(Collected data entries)
_ _ _

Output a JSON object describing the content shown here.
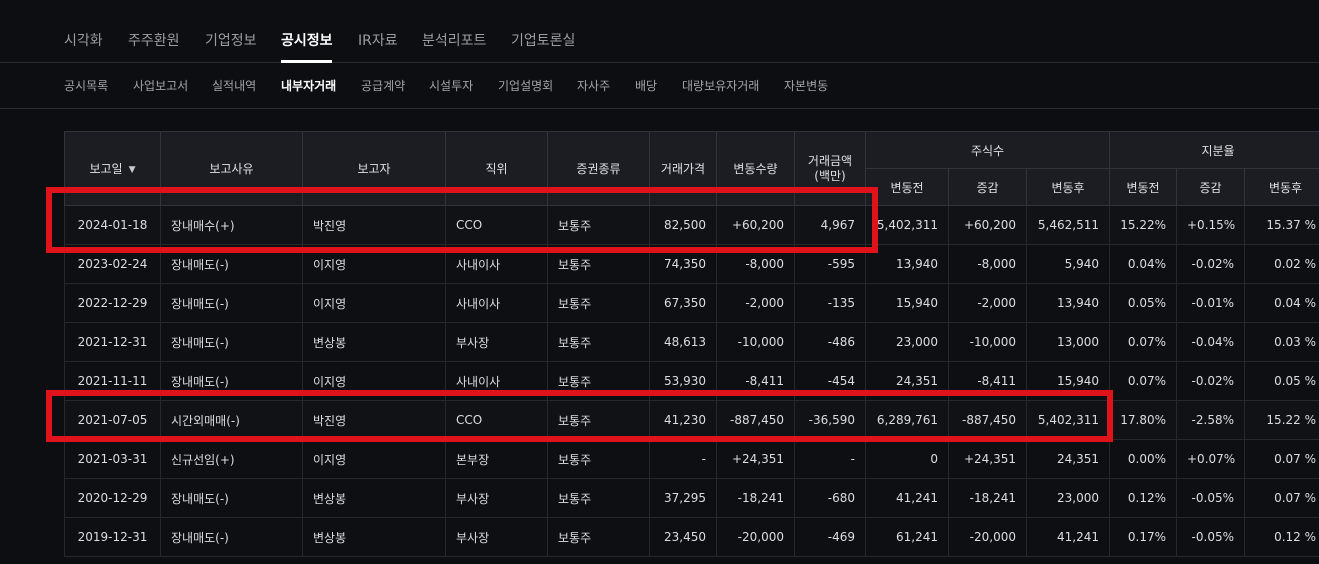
{
  "main_tabs": [
    "시각화",
    "주주환원",
    "기업정보",
    "공시정보",
    "IR자료",
    "분석리포트",
    "기업토론실"
  ],
  "main_active": 3,
  "sub_tabs": [
    "공시목록",
    "사업보고서",
    "실적내역",
    "내부자거래",
    "공급계약",
    "시설투자",
    "기업설명회",
    "자사주",
    "배당",
    "대량보유자거래",
    "자본변동"
  ],
  "sub_active": 3,
  "table": {
    "headers": {
      "report_date": "보고일",
      "reason": "보고사유",
      "reporter": "보고자",
      "position": "직위",
      "security_type": "증권종류",
      "trade_price": "거래가격",
      "change_qty": "변동수량",
      "trade_amount_line1": "거래금액",
      "trade_amount_line2": "(백만)",
      "shares": "주식수",
      "stake": "지분율",
      "before": "변동전",
      "delta": "증감",
      "after": "변동후"
    },
    "rows": [
      [
        "2024-01-18",
        "장내매수(+)",
        "박진영",
        "CCO",
        "보통주",
        "82,500",
        "+60,200",
        "4,967",
        "5,402,311",
        "+60,200",
        "5,462,511",
        "15.22%",
        "+0.15%",
        "15.37 %"
      ],
      [
        "2023-02-24",
        "장내매도(-)",
        "이지영",
        "사내이사",
        "보통주",
        "74,350",
        "-8,000",
        "-595",
        "13,940",
        "-8,000",
        "5,940",
        "0.04%",
        "-0.02%",
        "0.02 %"
      ],
      [
        "2022-12-29",
        "장내매도(-)",
        "이지영",
        "사내이사",
        "보통주",
        "67,350",
        "-2,000",
        "-135",
        "15,940",
        "-2,000",
        "13,940",
        "0.05%",
        "-0.01%",
        "0.04 %"
      ],
      [
        "2021-12-31",
        "장내매도(-)",
        "변상봉",
        "부사장",
        "보통주",
        "48,613",
        "-10,000",
        "-486",
        "23,000",
        "-10,000",
        "13,000",
        "0.07%",
        "-0.04%",
        "0.03 %"
      ],
      [
        "2021-11-11",
        "장내매도(-)",
        "이지영",
        "사내이사",
        "보통주",
        "53,930",
        "-8,411",
        "-454",
        "24,351",
        "-8,411",
        "15,940",
        "0.07%",
        "-0.02%",
        "0.05 %"
      ],
      [
        "2021-07-05",
        "시간외매매(-)",
        "박진영",
        "CCO",
        "보통주",
        "41,230",
        "-887,450",
        "-36,590",
        "6,289,761",
        "-887,450",
        "5,402,311",
        "17.80%",
        "-2.58%",
        "15.22 %"
      ],
      [
        "2021-03-31",
        "신규선임(+)",
        "이지영",
        "본부장",
        "보통주",
        "-",
        "+24,351",
        "-",
        "0",
        "+24,351",
        "24,351",
        "0.00%",
        "+0.07%",
        "0.07 %"
      ],
      [
        "2020-12-29",
        "장내매도(-)",
        "변상봉",
        "부사장",
        "보통주",
        "37,295",
        "-18,241",
        "-680",
        "41,241",
        "-18,241",
        "23,000",
        "0.12%",
        "-0.05%",
        "0.07 %"
      ],
      [
        "2019-12-31",
        "장내매도(-)",
        "변상봉",
        "부사장",
        "보통주",
        "23,450",
        "-20,000",
        "-469",
        "61,241",
        "-20,000",
        "41,241",
        "0.17%",
        "-0.05%",
        "0.12 %"
      ]
    ],
    "highlighted_rows": [
      0,
      5
    ]
  },
  "colors": {
    "background": "#0d0e11",
    "header_bg": "#1b1d22",
    "highlight_box": "#e0131b",
    "active_text": "#ffffff",
    "inactive_text": "#9a9ca2"
  },
  "icons": {
    "sort": "chevron-down-icon"
  }
}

_ _ _

Repeat the preceding records precisely, and leave every picture out of the copy.

Response to this exercise:
Output a JSON object describing the content shown here.
{
  "main_tabs": [
    "시각화",
    "주주환원",
    "기업정보",
    "공시정보",
    "IR자료",
    "분석리포트",
    "기업토론실"
  ],
  "main_active": 3,
  "sub_tabs": [
    "공시목록",
    "사업보고서",
    "실적내역",
    "내부자거래",
    "공급계약",
    "시설투자",
    "기업설명회",
    "자사주",
    "배당",
    "대량보유자거래",
    "자본변동"
  ],
  "sub_active": 3,
  "table": {
    "headers": {
      "report_date": "보고일",
      "reason": "보고사유",
      "reporter": "보고자",
      "position": "직위",
      "security_type": "증권종류",
      "trade_price": "거래가격",
      "change_qty": "변동수량",
      "trade_amount_line1": "거래금액",
      "trade_amount_line2": "(백만)",
      "shares": "주식수",
      "stake": "지분율",
      "before": "변동전",
      "delta": "증감",
      "after": "변동후"
    },
    "rows": [
      [
        "2024-01-18",
        "장내매수(+)",
        "박진영",
        "CCO",
        "보통주",
        "82,500",
        "+60,200",
        "4,967",
        "5,402,311",
        "+60,200",
        "5,462,511",
        "15.22%",
        "+0.15%",
        "15.37 %"
      ],
      [
        "2023-02-24",
        "장내매도(-)",
        "이지영",
        "사내이사",
        "보통주",
        "74,350",
        "-8,000",
        "-595",
        "13,940",
        "-8,000",
        "5,940",
        "0.04%",
        "-0.02%",
        "0.02 %"
      ],
      [
        "2022-12-29",
        "장내매도(-)",
        "이지영",
        "사내이사",
        "보통주",
        "67,350",
        "-2,000",
        "-135",
        "15,940",
        "-2,000",
        "13,940",
        "0.05%",
        "-0.01%",
        "0.04 %"
      ],
      [
        "2021-12-31",
        "장내매도(-)",
        "변상봉",
        "부사장",
        "보통주",
        "48,613",
        "-10,000",
        "-486",
        "23,000",
        "-10,000",
        "13,000",
        "0.07%",
        "-0.04%",
        "0.03 %"
      ],
      [
        "2021-11-11",
        "장내매도(-)",
        "이지영",
        "사내이사",
        "보통주",
        "53,930",
        "-8,411",
        "-454",
        "24,351",
        "-8,411",
        "15,940",
        "0.07%",
        "-0.02%",
        "0.05 %"
      ],
      [
        "2021-07-05",
        "시간외매매(-)",
        "박진영",
        "CCO",
        "보통주",
        "41,230",
        "-887,450",
        "-36,590",
        "6,289,761",
        "-887,450",
        "5,402,311",
        "17.80%",
        "-2.58%",
        "15.22 %"
      ],
      [
        "2021-03-31",
        "신규선임(+)",
        "이지영",
        "본부장",
        "보통주",
        "-",
        "+24,351",
        "-",
        "0",
        "+24,351",
        "24,351",
        "0.00%",
        "+0.07%",
        "0.07 %"
      ],
      [
        "2020-12-29",
        "장내매도(-)",
        "변상봉",
        "부사장",
        "보통주",
        "37,295",
        "-18,241",
        "-680",
        "41,241",
        "-18,241",
        "23,000",
        "0.12%",
        "-0.05%",
        "0.07 %"
      ],
      [
        "2019-12-31",
        "장내매도(-)",
        "변상봉",
        "부사장",
        "보통주",
        "23,450",
        "-20,000",
        "-469",
        "61,241",
        "-20,000",
        "41,241",
        "0.17%",
        "-0.05%",
        "0.12 %"
      ]
    ],
    "highlighted_rows": [
      0,
      5
    ]
  },
  "colors": {
    "background": "#0d0e11",
    "header_bg": "#1b1d22",
    "highlight_box": "#e0131b",
    "active_text": "#ffffff",
    "inactive_text": "#9a9ca2"
  },
  "icons": {
    "sort": "chevron-down-icon"
  }
}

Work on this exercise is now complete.